> [Directions for this task] Word for word, write out all the entries below, omitting every picture.

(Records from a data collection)
+---+

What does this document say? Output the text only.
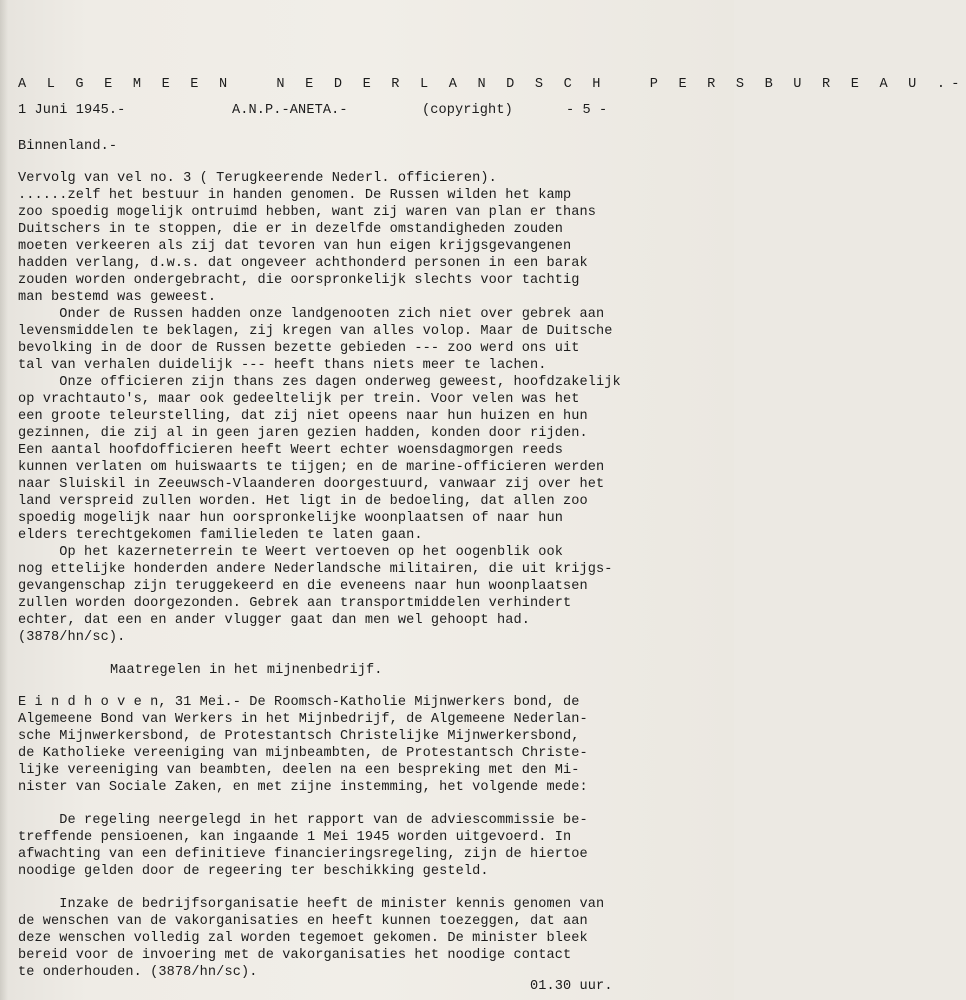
A L G E M E E N   N E D E R L A N D S C H   P E R S B U R E A U .-
1 Juni 1945.-	A.N.P.-ANETA.-	(copyright)	- 5 -
Binnenland.-
Vervolg van vel no. 3 ( Terugkeerende Nederl. officieren).
......zelf het bestuur in handen genomen. De Russen wilden het kamp
zoo spoedig mogelijk ontruimd hebben, want zij waren van plan er thans
Duitschers in te stoppen, die er in dezelfde omstandigheden zouden
moeten verkeeren als zij dat tevoren van hun eigen krijgsgevangenen
hadden verlang, d.w.s. dat ongeveer achthonderd personen in een barak
zouden worden ondergebracht, die oorspronkelijk slechts voor tachtig
man bestemd was geweest.
Onder de Russen hadden onze landgenooten zich niet over gebrek aan
levensmiddelen te beklagen, zij kregen van alles volop. Maar de Duitsche
bevolking in de door de Russen bezette gebieden --- zoo werd ons uit
tal van verhalen duidelijk --- heeft thans niets meer te lachen.
Onze officieren zijn thans zes dagen onderweg geweest, hoofdzakelijk
op vrachtauto's, maar ook gedeeltelijk per trein. Voor velen was het
een groote teleurstelling, dat zij niet opeens naar hun huizen en hun
gezinnen, die zij al in geen jaren gezien hadden, konden door rijden.
Een aantal hoofdofficieren heeft Weert echter woensdagmorgen reeds
kunnen verlaten om huiswaarts te tijgen; en de marine-officieren werden
naar Sluiskil in Zeeuwsch-Vlaanderen doorgestuurd, vanwaar zij over het
land verspreid zullen worden. Het ligt in de bedoeling, dat allen zoo
spoedig mogelijk naar hun oorspronkelijke woonplaatsen of naar hun
elders terechtgekomen familieleden te laten gaan.
Op het kazerneterrein te Weert vertoeven op het oogenblik ook
nog ettelijke honderden andere Nederlandsche militairen, die uit krijgs-
gevangenschap zijn teruggekeerd en die eveneens naar hun woonplaatsen
zullen worden doorgezonden. Gebrek aan transportmiddelen verhindert
echter, dat een en ander vlugger gaat dan men wel gehoopt had.
(3878/hn/sc).
Maatregelen in het mijnenbedrijf.
E i n d h o v e n, 31 Mei.- De Roomsch-Katholie Mijnwerkers bond, de
Algemeene Bond van Werkers in het Mijnbedrijf, de Algemeene Nederlan-
sche Mijnwerkersbond, de Protestantsch Christelijke Mijnwerkersbond,
de Katholieke vereeniging van mijnbeambten, de Protestantsch Christe-
lijke vereeniging van beambten, deelen na een bespreking met den Mi-
nister van Sociale Zaken, en met zijne instemming, het volgende mede:
De regeling neergelegd in het rapport van de adviescommissie be-
treffende pensioenen, kan ingaande 1 Mei 1945 worden uitgevoerd. In
afwachting van een definitieve financieringsregeling, zijn de hiertoe
noodige gelden door de regeering ter beschikking gesteld.
Inzake de bedrijfsorganisatie heeft de minister kennis genomen van
de wenschen van de vakorganisaties en heeft kunnen toezeggen, dat aan
deze wenschen volledig zal worden tegemoet gekomen. De minister bleek
bereid voor de invoering met de vakorganisaties het noodige contact
te onderhouden. (3878/hn/sc).
01.30 uur.
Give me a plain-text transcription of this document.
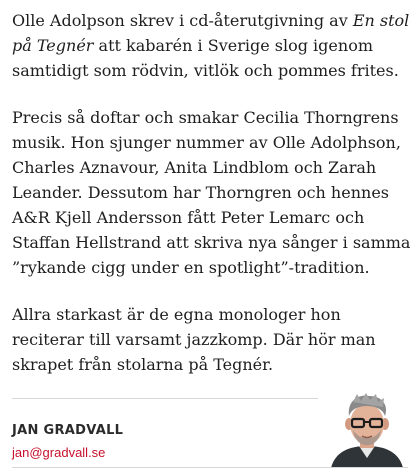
Olle Adolpson skrev i cd-återutgivning av En stol på Tegnér att kabarén i Sverige slog igenom samtidigt som rödvin, vitlök och pommes frites.

Precis så doftar och smakar Cecilia Thorngrens musik. Hon sjunger nummer av Olle Adolphson, Charles Aznavour, Anita Lindblom och Zarah Leander. Dessutom har Thorngren och hennes A&R Kjell Andersson fått Peter Lemarc och Staffan Hellstrand att skriva nya sånger i samma ”rykande cigg under en spotlight”-tradition.

Allra starkast är de egna monologer hon reciterar till varsamt jazzkomp. Där hör man skrapet från stolarna på Tegnér.

JAN GRADVALL
jan@gradvall.se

+---+

> [Response to the task]
What does this document say? Output the text only.
A L G E M E E N   N E D E R L A N D S C H   P E R S B U R E A U .-
1 Juni 1945.-	A.N.P.-ANETA.-	(copyright)	- 5 -
Binnenland.-
Vervolg van vel no. 3 ( Terugkeerende Nederl. officieren).
......zelf het bestuur in handen genomen. De Russen wilden het kamp
zoo spoedig mogelijk ontruimd hebben, want zij waren van plan er thans
Duitschers in te stoppen, die er in dezelfde omstandigheden zouden
moeten verkeeren als zij dat tevoren van hun eigen krijgsgevangenen
hadden verlang, d.w.s. dat ongeveer achthonderd personen in een barak
zouden worden ondergebracht, die oorspronkelijk slechts voor tachtig
man bestemd was geweest.
Onder de Russen hadden onze landgenooten zich niet over gebrek aan
levensmiddelen te beklagen, zij kregen van alles volop. Maar de Duitsche
bevolking in de door de Russen bezette gebieden --- zoo werd ons uit
tal van verhalen duidelijk --- heeft thans niets meer te lachen.
Onze officieren zijn thans zes dagen onderweg geweest, hoofdzakelijk
op vrachtauto's, maar ook gedeeltelijk per trein. Voor velen was het
een groote teleurstelling, dat zij niet opeens naar hun huizen en hun
gezinnen, die zij al in geen jaren gezien hadden, konden door rijden.
Een aantal hoofdofficieren heeft Weert echter woensdagmorgen reeds
kunnen verlaten om huiswaarts te tijgen; en de marine-officieren werden
naar Sluiskil in Zeeuwsch-Vlaanderen doorgestuurd, vanwaar zij over het
land verspreid zullen worden. Het ligt in de bedoeling, dat allen zoo
spoedig mogelijk naar hun oorspronkelijke woonplaatsen of naar hun
elders terechtgekomen familieleden te laten gaan.
Op het kazerneterrein te Weert vertoeven op het oogenblik ook
nog ettelijke honderden andere Nederlandsche militairen, die uit krijgs-
gevangenschap zijn teruggekeerd en die eveneens naar hun woonplaatsen
zullen worden doorgezonden. Gebrek aan transportmiddelen verhindert
echter, dat een en ander vlugger gaat dan men wel gehoopt had.
(3878/hn/sc).
Maatregelen in het mijnenbedrijf.
E i n d h o v e n, 31 Mei.- De Roomsch-Katholie Mijnwerkers bond, de
Algemeene Bond van Werkers in het Mijnbedrijf, de Algemeene Nederlan-
sche Mijnwerkersbond, de Protestantsch Christelijke Mijnwerkersbond,
de Katholieke vereeniging van mijnbeambten, de Protestantsch Christe-
lijke vereeniging van beambten, deelen na een bespreking met den Mi-
nister van Sociale Zaken, en met zijne instemming, het volgende mede:
De regeling neergelegd in het rapport van de adviescommissie be-
treffende pensioenen, kan ingaande 1 Mei 1945 worden uitgevoerd. In
afwachting van een definitieve financieringsregeling, zijn de hiertoe
noodige gelden door de regeering ter beschikking gesteld.
Inzake de bedrijfsorganisatie heeft de minister kennis genomen van
de wenschen van de vakorganisaties en heeft kunnen toezeggen, dat aan
deze wenschen volledig zal worden tegemoet gekomen. De minister bleek
bereid voor de invoering met de vakorganisaties het noodige contact
te onderhouden. (3878/hn/sc).
01.30 uur.
Give me a plain-text transcription of this document.
Olle Adolpson skrev i cd-återutgivning av En stol på Tegnér att kabarén i Sverige slog igenom samtidigt som rödvin, vitlök och pommes frites.

Precis så doftar och smakar Cecilia Thorngrens musik. Hon sjunger nummer av Olle Adolphson, Charles Aznavour, Anita Lindblom och Zarah Leander. Dessutom har Thorngren och hennes A&R Kjell Andersson fått Peter Lemarc och Staffan Hellstrand att skriva nya sånger i samma ”rykande cigg under en spotlight”-tradition.

Allra starkast är de egna monologer hon reciterar till varsamt jazzkomp. Där hör man skrapet från stolarna på Tegnér.

JAN GRADVALL
jan@gradvall.se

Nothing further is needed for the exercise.